**Task to carry out:** The entries need to be copied exactly.

**Material provided:**
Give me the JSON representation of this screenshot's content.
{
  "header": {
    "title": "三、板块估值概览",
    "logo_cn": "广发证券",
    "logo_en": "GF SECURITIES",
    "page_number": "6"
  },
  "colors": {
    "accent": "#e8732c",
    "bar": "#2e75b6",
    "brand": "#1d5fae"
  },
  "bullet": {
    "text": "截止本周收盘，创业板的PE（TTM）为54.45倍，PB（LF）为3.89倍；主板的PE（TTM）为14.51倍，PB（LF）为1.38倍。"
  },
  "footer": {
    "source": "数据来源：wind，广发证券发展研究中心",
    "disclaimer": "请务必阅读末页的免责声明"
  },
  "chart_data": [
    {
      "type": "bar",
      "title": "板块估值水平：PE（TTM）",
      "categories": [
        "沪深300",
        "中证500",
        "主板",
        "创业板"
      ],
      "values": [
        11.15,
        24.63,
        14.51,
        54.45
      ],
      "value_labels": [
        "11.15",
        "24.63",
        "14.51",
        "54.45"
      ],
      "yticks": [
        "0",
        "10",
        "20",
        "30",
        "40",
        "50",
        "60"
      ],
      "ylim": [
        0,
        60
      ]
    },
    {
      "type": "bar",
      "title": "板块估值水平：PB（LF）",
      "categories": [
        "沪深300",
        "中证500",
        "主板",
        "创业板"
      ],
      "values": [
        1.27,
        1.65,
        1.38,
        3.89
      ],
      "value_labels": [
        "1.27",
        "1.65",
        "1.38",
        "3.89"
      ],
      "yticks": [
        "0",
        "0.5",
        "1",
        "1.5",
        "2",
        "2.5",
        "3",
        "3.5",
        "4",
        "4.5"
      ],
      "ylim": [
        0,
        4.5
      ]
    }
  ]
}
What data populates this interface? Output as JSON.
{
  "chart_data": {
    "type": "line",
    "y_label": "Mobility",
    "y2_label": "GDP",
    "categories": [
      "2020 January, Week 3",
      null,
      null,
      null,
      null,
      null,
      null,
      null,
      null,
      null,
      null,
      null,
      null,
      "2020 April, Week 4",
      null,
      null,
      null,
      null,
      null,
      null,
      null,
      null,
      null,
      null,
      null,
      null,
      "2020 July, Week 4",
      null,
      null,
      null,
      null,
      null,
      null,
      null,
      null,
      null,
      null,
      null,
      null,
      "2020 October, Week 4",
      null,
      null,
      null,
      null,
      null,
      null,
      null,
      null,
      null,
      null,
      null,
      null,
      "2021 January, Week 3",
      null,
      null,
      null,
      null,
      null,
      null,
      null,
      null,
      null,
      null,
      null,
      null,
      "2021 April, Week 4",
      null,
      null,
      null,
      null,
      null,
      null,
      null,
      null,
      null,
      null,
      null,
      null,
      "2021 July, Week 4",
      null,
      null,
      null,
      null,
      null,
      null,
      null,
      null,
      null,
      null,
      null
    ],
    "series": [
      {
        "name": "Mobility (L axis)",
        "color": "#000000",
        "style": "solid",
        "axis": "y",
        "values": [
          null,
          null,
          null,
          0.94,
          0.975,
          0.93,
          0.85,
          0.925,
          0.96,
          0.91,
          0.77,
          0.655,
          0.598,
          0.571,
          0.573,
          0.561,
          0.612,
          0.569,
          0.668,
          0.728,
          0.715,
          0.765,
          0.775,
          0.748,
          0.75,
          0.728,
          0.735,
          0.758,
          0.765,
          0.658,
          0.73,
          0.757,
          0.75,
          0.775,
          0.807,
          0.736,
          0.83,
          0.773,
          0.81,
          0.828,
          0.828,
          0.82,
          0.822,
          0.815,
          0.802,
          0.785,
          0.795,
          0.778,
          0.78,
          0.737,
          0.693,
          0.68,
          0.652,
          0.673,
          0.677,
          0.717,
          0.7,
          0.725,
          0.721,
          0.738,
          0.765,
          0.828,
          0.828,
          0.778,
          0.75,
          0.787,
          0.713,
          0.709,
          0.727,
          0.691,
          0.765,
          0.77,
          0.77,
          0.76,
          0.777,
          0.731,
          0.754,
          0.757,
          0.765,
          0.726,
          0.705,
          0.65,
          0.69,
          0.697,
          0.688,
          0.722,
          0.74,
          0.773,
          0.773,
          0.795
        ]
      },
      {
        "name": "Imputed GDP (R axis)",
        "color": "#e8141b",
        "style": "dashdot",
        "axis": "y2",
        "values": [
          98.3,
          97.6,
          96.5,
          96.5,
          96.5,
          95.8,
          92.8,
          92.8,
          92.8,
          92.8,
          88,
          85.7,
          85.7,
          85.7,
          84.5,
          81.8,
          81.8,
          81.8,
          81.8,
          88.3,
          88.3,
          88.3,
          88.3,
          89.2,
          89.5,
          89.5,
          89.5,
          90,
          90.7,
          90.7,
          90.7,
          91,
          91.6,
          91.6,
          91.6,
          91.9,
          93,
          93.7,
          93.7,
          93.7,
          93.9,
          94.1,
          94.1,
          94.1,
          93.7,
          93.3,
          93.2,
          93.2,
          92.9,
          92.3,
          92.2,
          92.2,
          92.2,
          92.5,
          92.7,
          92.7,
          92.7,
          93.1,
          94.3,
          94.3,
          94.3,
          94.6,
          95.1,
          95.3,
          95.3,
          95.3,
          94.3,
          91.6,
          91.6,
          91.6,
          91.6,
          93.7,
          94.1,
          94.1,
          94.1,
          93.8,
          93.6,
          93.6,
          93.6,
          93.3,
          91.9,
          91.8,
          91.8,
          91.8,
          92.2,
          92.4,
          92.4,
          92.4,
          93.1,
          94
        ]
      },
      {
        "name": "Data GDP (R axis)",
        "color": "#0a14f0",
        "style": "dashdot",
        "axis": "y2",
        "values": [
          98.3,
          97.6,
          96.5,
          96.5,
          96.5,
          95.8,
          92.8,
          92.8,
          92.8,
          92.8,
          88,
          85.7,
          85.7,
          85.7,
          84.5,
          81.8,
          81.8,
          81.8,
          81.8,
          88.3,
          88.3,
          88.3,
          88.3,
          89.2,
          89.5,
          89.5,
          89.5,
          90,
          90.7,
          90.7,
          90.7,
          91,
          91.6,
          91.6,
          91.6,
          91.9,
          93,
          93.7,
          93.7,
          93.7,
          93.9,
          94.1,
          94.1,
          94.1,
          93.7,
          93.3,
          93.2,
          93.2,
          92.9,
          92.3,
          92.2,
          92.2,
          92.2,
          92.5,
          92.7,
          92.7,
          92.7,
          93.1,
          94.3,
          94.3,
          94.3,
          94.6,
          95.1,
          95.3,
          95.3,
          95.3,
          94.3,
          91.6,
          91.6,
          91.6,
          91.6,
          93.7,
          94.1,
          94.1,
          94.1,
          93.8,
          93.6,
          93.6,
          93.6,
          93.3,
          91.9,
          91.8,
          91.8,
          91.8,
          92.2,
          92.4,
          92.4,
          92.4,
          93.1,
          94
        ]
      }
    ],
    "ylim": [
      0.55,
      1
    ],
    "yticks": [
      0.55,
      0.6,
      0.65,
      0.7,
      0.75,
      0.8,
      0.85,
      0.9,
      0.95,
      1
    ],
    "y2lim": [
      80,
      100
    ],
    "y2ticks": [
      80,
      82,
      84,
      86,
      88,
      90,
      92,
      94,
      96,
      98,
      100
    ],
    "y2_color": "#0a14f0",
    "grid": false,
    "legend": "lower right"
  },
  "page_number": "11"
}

**The output:**
Give me the JSON representation of this screenshot's content.
{
  "header": {
    "title": "三、板块估值概览",
    "logo_cn": "广发证券",
    "logo_en": "GF SECURITIES",
    "page_number": "6"
  },
  "colors": {
    "accent": "#e8732c",
    "bar": "#2e75b6",
    "brand": "#1d5fae"
  },
  "bullet": {
    "text": "截止本周收盘，创业板的PE（TTM）为54.45倍，PB（LF）为3.89倍；主板的PE（TTM）为14.51倍，PB（LF）为1.38倍。"
  },
  "footer": {
    "source": "数据来源：wind，广发证券发展研究中心",
    "disclaimer": "请务必阅读末页的免责声明"
  },
  "chart_data": [
    {
      "type": "bar",
      "title": "板块估值水平：PE（TTM）",
      "categories": [
        "沪深300",
        "中证500",
        "主板",
        "创业板"
      ],
      "values": [
        11.15,
        24.63,
        14.51,
        54.45
      ],
      "value_labels": [
        "11.15",
        "24.63",
        "14.51",
        "54.45"
      ],
      "yticks": [
        "0",
        "10",
        "20",
        "30",
        "40",
        "50",
        "60"
      ],
      "ylim": [
        0,
        60
      ]
    },
    {
      "type": "bar",
      "title": "板块估值水平：PB（LF）",
      "categories": [
        "沪深300",
        "中证500",
        "主板",
        "创业板"
      ],
      "values": [
        1.27,
        1.65,
        1.38,
        3.89
      ],
      "value_labels": [
        "1.27",
        "1.65",
        "1.38",
        "3.89"
      ],
      "yticks": [
        "0",
        "0.5",
        "1",
        "1.5",
        "2",
        "2.5",
        "3",
        "3.5",
        "4",
        "4.5"
      ],
      "ylim": [
        0,
        4.5
      ]
    }
  ]
}
What data populates this interface? Output as JSON.
{
  "chart_data": {
    "type": "line",
    "y_label": "Mobility",
    "y2_label": "GDP",
    "categories": [
      "2020 January, Week 3",
      null,
      null,
      null,
      null,
      null,
      null,
      null,
      null,
      null,
      null,
      null,
      null,
      "2020 April, Week 4",
      null,
      null,
      null,
      null,
      null,
      null,
      null,
      null,
      null,
      null,
      null,
      null,
      "2020 July, Week 4",
      null,
      null,
      null,
      null,
      null,
      null,
      null,
      null,
      null,
      null,
      null,
      null,
      "2020 October, Week 4",
      null,
      null,
      null,
      null,
      null,
      null,
      null,
      null,
      null,
      null,
      null,
      null,
      "2021 January, Week 3",
      null,
      null,
      null,
      null,
      null,
      null,
      null,
      null,
      null,
      null,
      null,
      null,
      "2021 April, Week 4",
      null,
      null,
      null,
      null,
      null,
      null,
      null,
      null,
      null,
      null,
      null,
      null,
      "2021 July, Week 4",
      null,
      null,
      null,
      null,
      null,
      null,
      null,
      null,
      null,
      null,
      null
    ],
    "series": [
      {
        "name": "Mobility (L axis)",
        "color": "#000000",
        "style": "solid",
        "axis": "y",
        "values": [
          null,
          null,
          null,
          0.94,
          0.975,
          0.93,
          0.85,
          0.925,
          0.96,
          0.91,
          0.77,
          0.655,
          0.598,
          0.571,
          0.573,
          0.561,
          0.612,
          0.569,
          0.668,
          0.728,
          0.715,
          0.765,
          0.775,
          0.748,
          0.75,
          0.728,
          0.735,
          0.758,
          0.765,
          0.658,
          0.73,
          0.757,
          0.75,
          0.775,
          0.807,
          0.736,
          0.83,
          0.773,
          0.81,
          0.828,
          0.828,
          0.82,
          0.822,
          0.815,
          0.802,
          0.785,
          0.795,
          0.778,
          0.78,
          0.737,
          0.693,
          0.68,
          0.652,
          0.673,
          0.677,
          0.717,
          0.7,
          0.725,
          0.721,
          0.738,
          0.765,
          0.828,
          0.828,
          0.778,
          0.75,
          0.787,
          0.713,
          0.709,
          0.727,
          0.691,
          0.765,
          0.77,
          0.77,
          0.76,
          0.777,
          0.731,
          0.754,
          0.757,
          0.765,
          0.726,
          0.705,
          0.65,
          0.69,
          0.697,
          0.688,
          0.722,
          0.74,
          0.773,
          0.773,
          0.795
        ]
      },
      {
        "name": "Imputed GDP (R axis)",
        "color": "#e8141b",
        "style": "dashdot",
        "axis": "y2",
        "values": [
          98.3,
          97.6,
          96.5,
          96.5,
          96.5,
          95.8,
          92.8,
          92.8,
          92.8,
          92.8,
          88,
          85.7,
          85.7,
          85.7,
          84.5,
          81.8,
          81.8,
          81.8,
          81.8,
          88.3,
          88.3,
          88.3,
          88.3,
          89.2,
          89.5,
          89.5,
          89.5,
          90,
          90.7,
          90.7,
          90.7,
          91,
          91.6,
          91.6,
          91.6,
          91.9,
          93,
          93.7,
          93.7,
          93.7,
          93.9,
          94.1,
          94.1,
          94.1,
          93.7,
          93.3,
          93.2,
          93.2,
          92.9,
          92.3,
          92.2,
          92.2,
          92.2,
          92.5,
          92.7,
          92.7,
          92.7,
          93.1,
          94.3,
          94.3,
          94.3,
          94.6,
          95.1,
          95.3,
          95.3,
          95.3,
          94.3,
          91.6,
          91.6,
          91.6,
          91.6,
          93.7,
          94.1,
          94.1,
          94.1,
          93.8,
          93.6,
          93.6,
          93.6,
          93.3,
          91.9,
          91.8,
          91.8,
          91.8,
          92.2,
          92.4,
          92.4,
          92.4,
          93.1,
          94
        ]
      },
      {
        "name": "Data GDP (R axis)",
        "color": "#0a14f0",
        "style": "dashdot",
        "axis": "y2",
        "values": [
          98.3,
          97.6,
          96.5,
          96.5,
          96.5,
          95.8,
          92.8,
          92.8,
          92.8,
          92.8,
          88,
          85.7,
          85.7,
          85.7,
          84.5,
          81.8,
          81.8,
          81.8,
          81.8,
          88.3,
          88.3,
          88.3,
          88.3,
          89.2,
          89.5,
          89.5,
          89.5,
          90,
          90.7,
          90.7,
          90.7,
          91,
          91.6,
          91.6,
          91.6,
          91.9,
          93,
          93.7,
          93.7,
          93.7,
          93.9,
          94.1,
          94.1,
          94.1,
          93.7,
          93.3,
          93.2,
          93.2,
          92.9,
          92.3,
          92.2,
          92.2,
          92.2,
          92.5,
          92.7,
          92.7,
          92.7,
          93.1,
          94.3,
          94.3,
          94.3,
          94.6,
          95.1,
          95.3,
          95.3,
          95.3,
          94.3,
          91.6,
          91.6,
          91.6,
          91.6,
          93.7,
          94.1,
          94.1,
          94.1,
          93.8,
          93.6,
          93.6,
          93.6,
          93.3,
          91.9,
          91.8,
          91.8,
          91.8,
          92.2,
          92.4,
          92.4,
          92.4,
          93.1,
          94
        ]
      }
    ],
    "ylim": [
      0.55,
      1
    ],
    "yticks": [
      0.55,
      0.6,
      0.65,
      0.7,
      0.75,
      0.8,
      0.85,
      0.9,
      0.95,
      1
    ],
    "y2lim": [
      80,
      100
    ],
    "y2ticks": [
      80,
      82,
      84,
      86,
      88,
      90,
      92,
      94,
      96,
      98,
      100
    ],
    "y2_color": "#0a14f0",
    "grid": false,
    "legend": "lower right"
  },
  "page_number": "11"
}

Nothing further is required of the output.